Stated exercise: Below is a set of records; print all of them exactly as written.

------ Input data ------

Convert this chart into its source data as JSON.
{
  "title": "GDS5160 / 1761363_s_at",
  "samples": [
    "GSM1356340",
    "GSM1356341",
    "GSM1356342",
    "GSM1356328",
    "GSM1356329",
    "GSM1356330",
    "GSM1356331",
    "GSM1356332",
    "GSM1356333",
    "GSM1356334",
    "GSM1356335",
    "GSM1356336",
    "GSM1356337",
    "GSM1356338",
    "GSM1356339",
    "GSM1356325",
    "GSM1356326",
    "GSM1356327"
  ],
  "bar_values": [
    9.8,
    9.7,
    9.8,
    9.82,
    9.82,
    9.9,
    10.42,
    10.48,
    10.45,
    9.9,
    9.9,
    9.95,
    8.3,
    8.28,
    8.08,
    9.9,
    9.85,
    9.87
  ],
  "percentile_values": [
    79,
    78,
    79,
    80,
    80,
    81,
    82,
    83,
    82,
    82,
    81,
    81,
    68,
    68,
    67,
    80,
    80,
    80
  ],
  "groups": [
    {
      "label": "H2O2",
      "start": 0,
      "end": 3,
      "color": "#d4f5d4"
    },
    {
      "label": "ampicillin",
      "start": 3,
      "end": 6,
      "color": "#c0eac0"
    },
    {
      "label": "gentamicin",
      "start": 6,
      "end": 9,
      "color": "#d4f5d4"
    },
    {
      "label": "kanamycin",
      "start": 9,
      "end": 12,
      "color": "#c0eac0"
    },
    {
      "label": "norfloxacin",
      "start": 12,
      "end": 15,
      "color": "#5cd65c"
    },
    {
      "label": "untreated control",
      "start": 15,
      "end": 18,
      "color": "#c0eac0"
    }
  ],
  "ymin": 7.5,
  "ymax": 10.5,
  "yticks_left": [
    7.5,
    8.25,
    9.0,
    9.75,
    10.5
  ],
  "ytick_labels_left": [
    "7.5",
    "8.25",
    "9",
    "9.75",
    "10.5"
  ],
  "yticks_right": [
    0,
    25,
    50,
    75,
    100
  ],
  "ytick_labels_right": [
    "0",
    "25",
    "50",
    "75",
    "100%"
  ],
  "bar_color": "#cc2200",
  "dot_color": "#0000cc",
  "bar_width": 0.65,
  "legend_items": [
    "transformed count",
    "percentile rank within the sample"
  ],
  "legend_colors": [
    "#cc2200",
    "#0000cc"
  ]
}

------

Task answer:
Convert this chart into its source data as JSON.
{
  "title": "GDS5160 / 1761363_s_at",
  "samples": [
    "GSM1356340",
    "GSM1356341",
    "GSM1356342",
    "GSM1356328",
    "GSM1356329",
    "GSM1356330",
    "GSM1356331",
    "GSM1356332",
    "GSM1356333",
    "GSM1356334",
    "GSM1356335",
    "GSM1356336",
    "GSM1356337",
    "GSM1356338",
    "GSM1356339",
    "GSM1356325",
    "GSM1356326",
    "GSM1356327"
  ],
  "bar_values": [
    9.8,
    9.7,
    9.8,
    9.82,
    9.82,
    9.9,
    10.42,
    10.48,
    10.45,
    9.9,
    9.9,
    9.95,
    8.3,
    8.28,
    8.08,
    9.9,
    9.85,
    9.87
  ],
  "percentile_values": [
    79,
    78,
    79,
    80,
    80,
    81,
    82,
    83,
    82,
    82,
    81,
    81,
    68,
    68,
    67,
    80,
    80,
    80
  ],
  "groups": [
    {
      "label": "H2O2",
      "start": 0,
      "end": 3,
      "color": "#d4f5d4"
    },
    {
      "label": "ampicillin",
      "start": 3,
      "end": 6,
      "color": "#c0eac0"
    },
    {
      "label": "gentamicin",
      "start": 6,
      "end": 9,
      "color": "#d4f5d4"
    },
    {
      "label": "kanamycin",
      "start": 9,
      "end": 12,
      "color": "#c0eac0"
    },
    {
      "label": "norfloxacin",
      "start": 12,
      "end": 15,
      "color": "#5cd65c"
    },
    {
      "label": "untreated control",
      "start": 15,
      "end": 18,
      "color": "#c0eac0"
    }
  ],
  "ymin": 7.5,
  "ymax": 10.5,
  "yticks_left": [
    7.5,
    8.25,
    9.0,
    9.75,
    10.5
  ],
  "ytick_labels_left": [
    "7.5",
    "8.25",
    "9",
    "9.75",
    "10.5"
  ],
  "yticks_right": [
    0,
    25,
    50,
    75,
    100
  ],
  "ytick_labels_right": [
    "0",
    "25",
    "50",
    "75",
    "100%"
  ],
  "bar_color": "#cc2200",
  "dot_color": "#0000cc",
  "bar_width": 0.65,
  "legend_items": [
    "transformed count",
    "percentile rank within the sample"
  ],
  "legend_colors": [
    "#cc2200",
    "#0000cc"
  ]
}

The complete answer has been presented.